** Written request **
Would you quote every entry exactly, dropping only the pictures?

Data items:
::::

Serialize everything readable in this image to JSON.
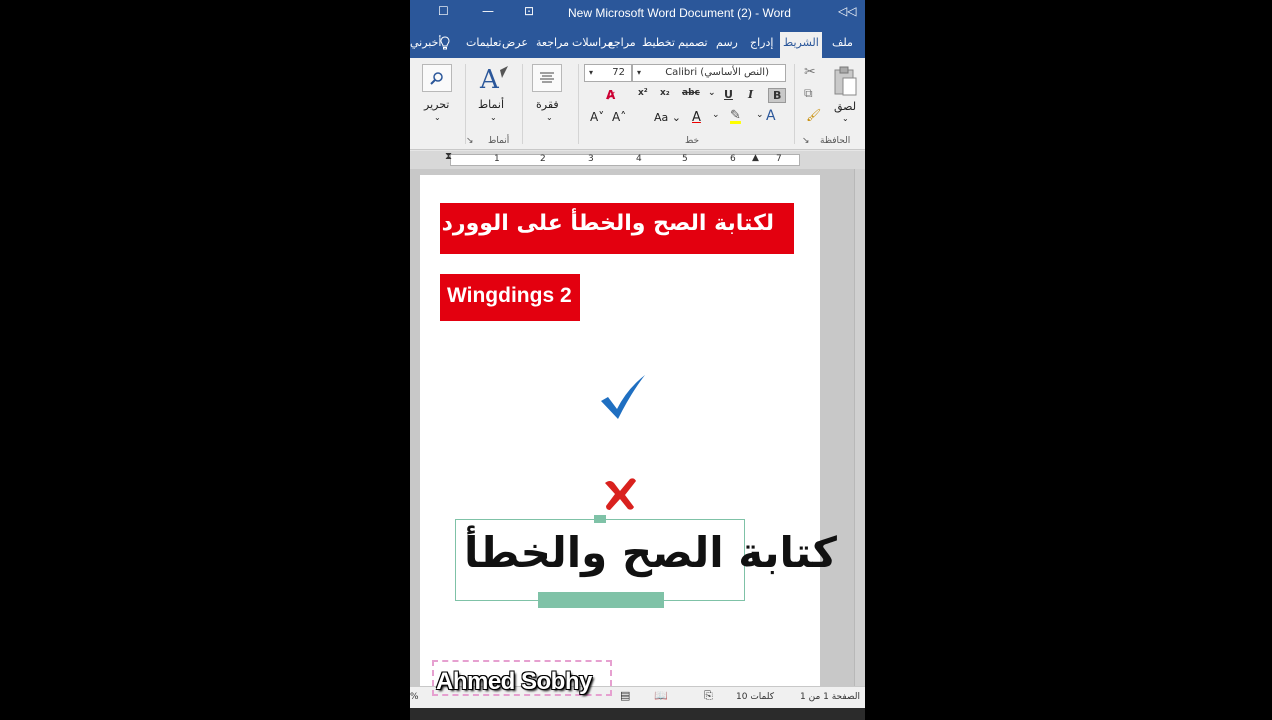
{
  "window": {
    "title": "New Microsoft Word Document (2)  -  Word",
    "controls": [
      "◁◁",
      "⊡",
      "—",
      "☐"
    ]
  },
  "tabs": [
    {
      "label": "ملف"
    },
    {
      "label": "الشريط"
    },
    {
      "label": "إدراج"
    },
    {
      "label": "رسم"
    },
    {
      "label": "تصميم"
    },
    {
      "label": "تخطيط"
    },
    {
      "label": "مراجع"
    },
    {
      "label": "مراسلات"
    },
    {
      "label": "مراجعة"
    },
    {
      "label": "عرض"
    },
    {
      "label": "تعليمات"
    },
    {
      "label": "أخبرني"
    }
  ],
  "ribbon": {
    "clipboard": {
      "paste": "لصق",
      "group_label": "الحافظة"
    },
    "font": {
      "family": "Calibri (النص الأساسي)",
      "size": "72",
      "bold": "B",
      "italic": "I",
      "underline": "U",
      "strike": "abc",
      "subscript": "x₂",
      "superscript": "x²",
      "group_label": "خط"
    },
    "paragraph": {
      "label": "فقرة"
    },
    "styles": {
      "label": "أنماط",
      "group_label": "أنماط"
    },
    "editing": {
      "label": "تحرير"
    }
  },
  "ruler": {
    "numbers": [
      "1",
      "2",
      "3",
      "4",
      "5",
      "6",
      "7"
    ]
  },
  "document": {
    "banner1": "لكتابة الصح والخطأ على الوورد",
    "banner2": "Wingdings 2",
    "check_color": "#1f6fc1",
    "cross_color": "#d9211e",
    "textbox_text": "كتابة الصح والخطأ"
  },
  "watermark": "Ahmed Sobhy",
  "statusbar": {
    "page": "الصفحة 1 من 1",
    "words": "10 كلمات",
    "zoom": "%"
  }
}
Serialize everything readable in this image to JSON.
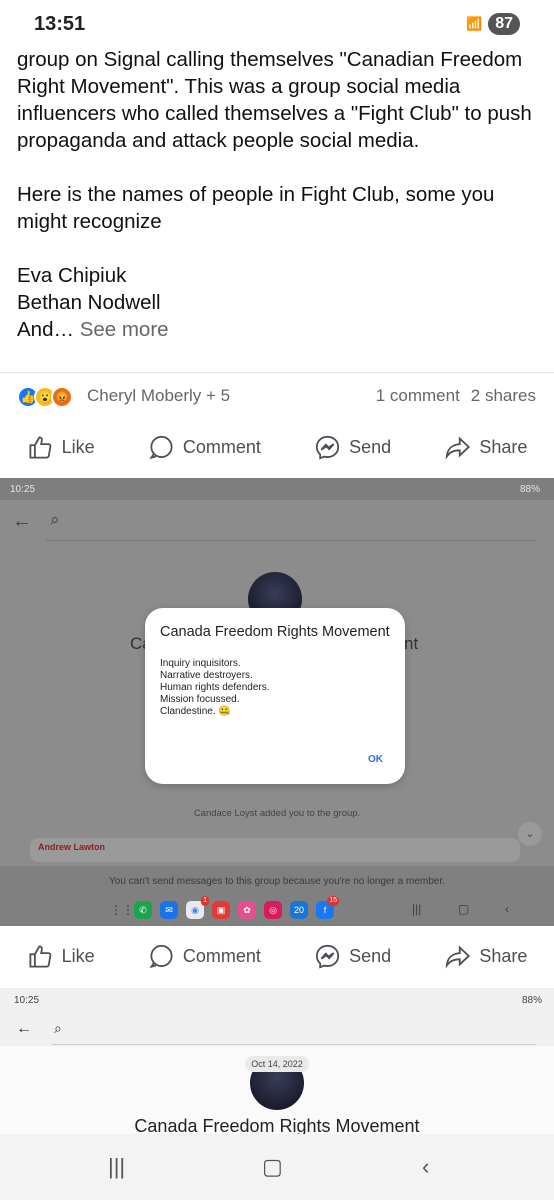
{
  "status_bar": {
    "time": "13:51",
    "battery": "87"
  },
  "post": {
    "paragraphs": [
      "group on Signal calling themselves \"Canadian Freedom Right Movement\". This was a group social media influencers who called themselves a \"Fight Club\" to push propaganda and attack people social media.",
      "Here is the names of people in Fight Club, some you might recognize",
      "Eva Chipiuk\nBethan Nodwell\nAnd…"
    ],
    "see_more": "See more"
  },
  "reactions": {
    "people": "Cheryl Moberly + 5",
    "comments": "1 comment",
    "shares": "2 shares"
  },
  "actions": {
    "like": "Like",
    "comment": "Comment",
    "send": "Send",
    "share": "Share"
  },
  "screenshot1": {
    "time": "10:25",
    "battery": "88%",
    "bg_title_left": "Ca",
    "bg_title_right": "nt",
    "dialog": {
      "title": "Canada Freedom Rights Movement",
      "lines": [
        "Inquiry inquisitors.",
        "Narrative destroyers.",
        "Human rights defenders.",
        "Mission focussed.",
        "Clandestine. 🤐"
      ],
      "ok": "OK"
    },
    "added": "Candace Loyst added you to the group.",
    "message_sender": "Andrew Lawton",
    "cannot_send": "You can't send messages to this group because you're no longer a member.",
    "dock_badges": {
      "chrome": "1",
      "facebook": "15",
      "calendar": "20"
    }
  },
  "screenshot2": {
    "time": "10:25",
    "battery": "88%",
    "date_chip": "Oct 14, 2022",
    "title": "Canada Freedom Rights Movement"
  },
  "colors": {
    "like_blue": "#1877f2",
    "muted": "#65676b",
    "link_blue": "#2d6cdf"
  }
}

::::

** Full response **
Serialize everything readable in this image to JSON.
{
  "window": {
    "title": "New Microsoft Word Document (2)  -  Word",
    "controls": [
      "◁◁",
      "⊡",
      "—",
      "☐"
    ]
  },
  "tabs": [
    {
      "label": "ملف"
    },
    {
      "label": "الشريط"
    },
    {
      "label": "إدراج"
    },
    {
      "label": "رسم"
    },
    {
      "label": "تصميم"
    },
    {
      "label": "تخطيط"
    },
    {
      "label": "مراجع"
    },
    {
      "label": "مراسلات"
    },
    {
      "label": "مراجعة"
    },
    {
      "label": "عرض"
    },
    {
      "label": "تعليمات"
    },
    {
      "label": "أخبرني"
    }
  ],
  "ribbon": {
    "clipboard": {
      "paste": "لصق",
      "group_label": "الحافظة"
    },
    "font": {
      "family": "Calibri (النص الأساسي)",
      "size": "72",
      "bold": "B",
      "italic": "I",
      "underline": "U",
      "strike": "abc",
      "subscript": "x₂",
      "superscript": "x²",
      "group_label": "خط"
    },
    "paragraph": {
      "label": "فقرة"
    },
    "styles": {
      "label": "أنماط",
      "group_label": "أنماط"
    },
    "editing": {
      "label": "تحرير"
    }
  },
  "ruler": {
    "numbers": [
      "1",
      "2",
      "3",
      "4",
      "5",
      "6",
      "7"
    ]
  },
  "document": {
    "banner1": "لكتابة الصح والخطأ على الوورد",
    "banner2": "Wingdings 2",
    "check_color": "#1f6fc1",
    "cross_color": "#d9211e",
    "textbox_text": "كتابة الصح والخطأ"
  },
  "watermark": "Ahmed Sobhy",
  "statusbar": {
    "page": "الصفحة 1 من 1",
    "words": "10 كلمات",
    "zoom": "%"
  }
}
Serialize everything readable in this image to JSON.
{
  "status_bar": {
    "time": "13:51",
    "battery": "87"
  },
  "post": {
    "paragraphs": [
      "group on Signal calling themselves \"Canadian Freedom Right Movement\". This was a group social media influencers who called themselves a \"Fight Club\" to push propaganda and attack people social media.",
      "Here is the names of people in Fight Club, some you might recognize",
      "Eva Chipiuk\nBethan Nodwell\nAnd…"
    ],
    "see_more": "See more"
  },
  "reactions": {
    "people": "Cheryl Moberly + 5",
    "comments": "1 comment",
    "shares": "2 shares"
  },
  "actions": {
    "like": "Like",
    "comment": "Comment",
    "send": "Send",
    "share": "Share"
  },
  "screenshot1": {
    "time": "10:25",
    "battery": "88%",
    "bg_title_left": "Ca",
    "bg_title_right": "nt",
    "dialog": {
      "title": "Canada Freedom Rights Movement",
      "lines": [
        "Inquiry inquisitors.",
        "Narrative destroyers.",
        "Human rights defenders.",
        "Mission focussed.",
        "Clandestine. 🤐"
      ],
      "ok": "OK"
    },
    "added": "Candace Loyst added you to the group.",
    "message_sender": "Andrew Lawton",
    "cannot_send": "You can't send messages to this group because you're no longer a member.",
    "dock_badges": {
      "chrome": "1",
      "facebook": "15",
      "calendar": "20"
    }
  },
  "screenshot2": {
    "time": "10:25",
    "battery": "88%",
    "date_chip": "Oct 14, 2022",
    "title": "Canada Freedom Rights Movement"
  },
  "colors": {
    "like_blue": "#1877f2",
    "muted": "#65676b",
    "link_blue": "#2d6cdf"
  }
}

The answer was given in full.